··· Record set

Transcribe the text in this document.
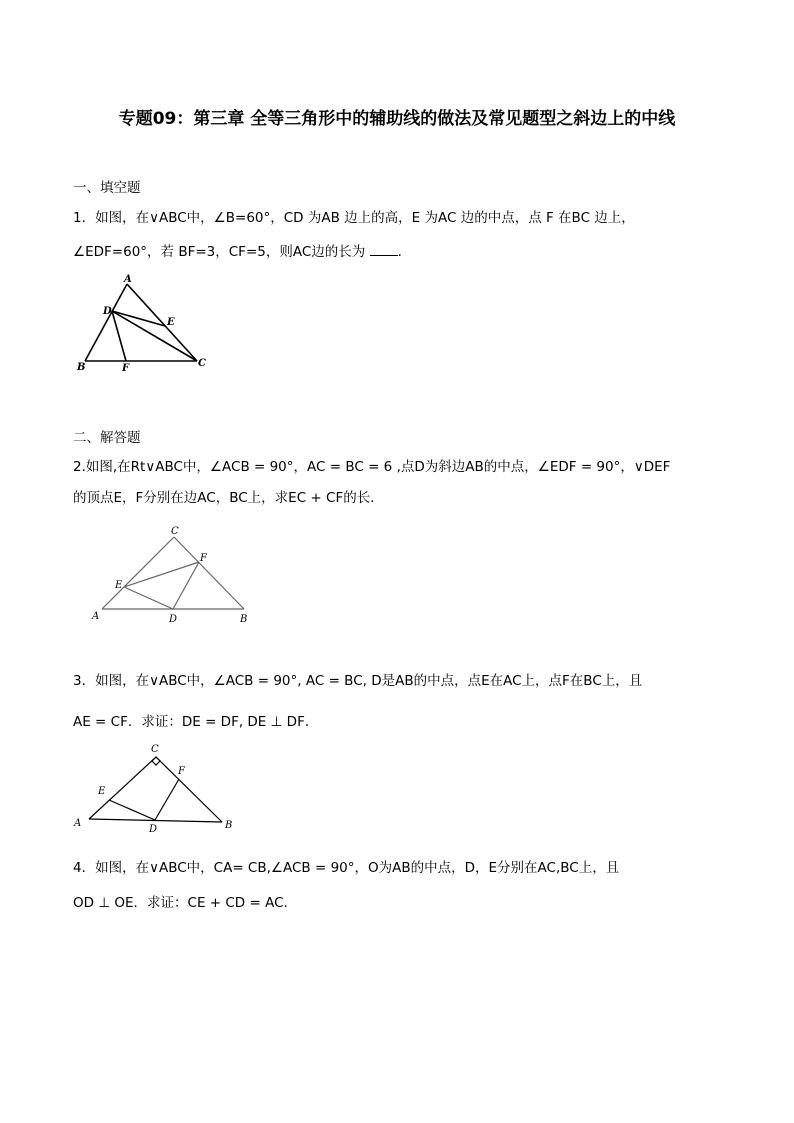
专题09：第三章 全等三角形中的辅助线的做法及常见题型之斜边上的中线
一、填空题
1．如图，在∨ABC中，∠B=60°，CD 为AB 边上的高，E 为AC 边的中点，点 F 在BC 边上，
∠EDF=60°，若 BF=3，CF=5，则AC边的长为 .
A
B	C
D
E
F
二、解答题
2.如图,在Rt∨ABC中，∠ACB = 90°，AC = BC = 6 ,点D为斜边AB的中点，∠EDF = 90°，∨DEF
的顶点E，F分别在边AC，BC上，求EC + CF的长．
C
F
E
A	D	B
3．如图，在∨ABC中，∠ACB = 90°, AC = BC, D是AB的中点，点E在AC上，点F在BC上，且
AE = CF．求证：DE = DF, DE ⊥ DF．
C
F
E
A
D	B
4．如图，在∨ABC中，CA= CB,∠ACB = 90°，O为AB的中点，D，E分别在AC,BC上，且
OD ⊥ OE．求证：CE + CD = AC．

······

» Task directions
From the listing, copy every line where the string "ABC中" appears.

» Completed exercise
1．如图，在∨ABC中，∠B=60°，CD 为AB 边上的高，E 为AC 边的中点，点 F 在BC 边上，
2.如图,在Rt∨ABC中，∠ACB = 90°，AC = BC = 6 ,点D为斜边AB的中点，∠EDF = 90°，∨DEF
3．如图，在∨ABC中，∠ACB = 90°, AC = BC, D是AB的中点，点E在AC上，点F在BC上，且
4．如图，在∨ABC中，CA= CB,∠ACB = 90°，O为AB的中点，D，E分别在AC,BC上，且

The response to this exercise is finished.